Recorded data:
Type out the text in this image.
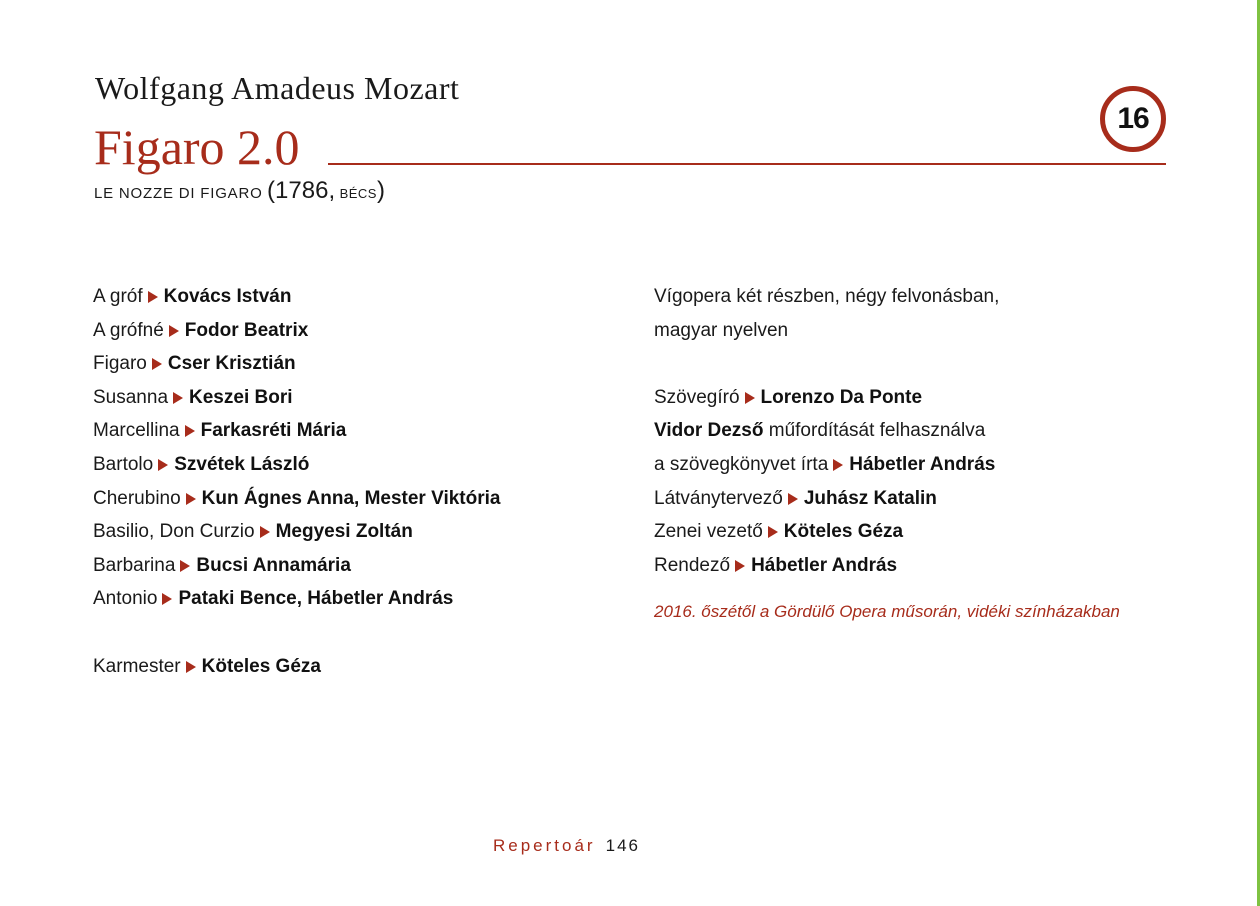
Wolfgang Amadeus Mozart
Figaro 2.0
LE NOZZE DI FIGARO (1786, BÉCS)
16
A gróf Kovács István
A grófné Fodor Beatrix
Figaro Cser Krisztián
Susanna Keszei Bori
Marcellina Farkasréti Mária
Bartolo Szvétek László
Cherubino Kun Ágnes Anna, Mester Viktória
Basilio, Don Curzio Megyesi Zoltán
Barbarina Bucsi Annamária
Antonio Pataki Bence, Hábetler András
Karmester Köteles Géza
Vígopera két részben, négy felvonásban,
magyar nyelven
Szövegíró Lorenzo Da Ponte
Vidor Dezső műfordítását felhasználva
a szövegkönyvet írta Hábetler András
Látványtervező Juhász Katalin
Zenei vezető Köteles Géza
Rendező Hábetler András
2016. őszétől a Gördülő Opera műsorán, vidéki színházakban
Repertoár 146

- SET TASK: Give the count of lines containing "Köteles", with no added text.

- THE RESULT: 2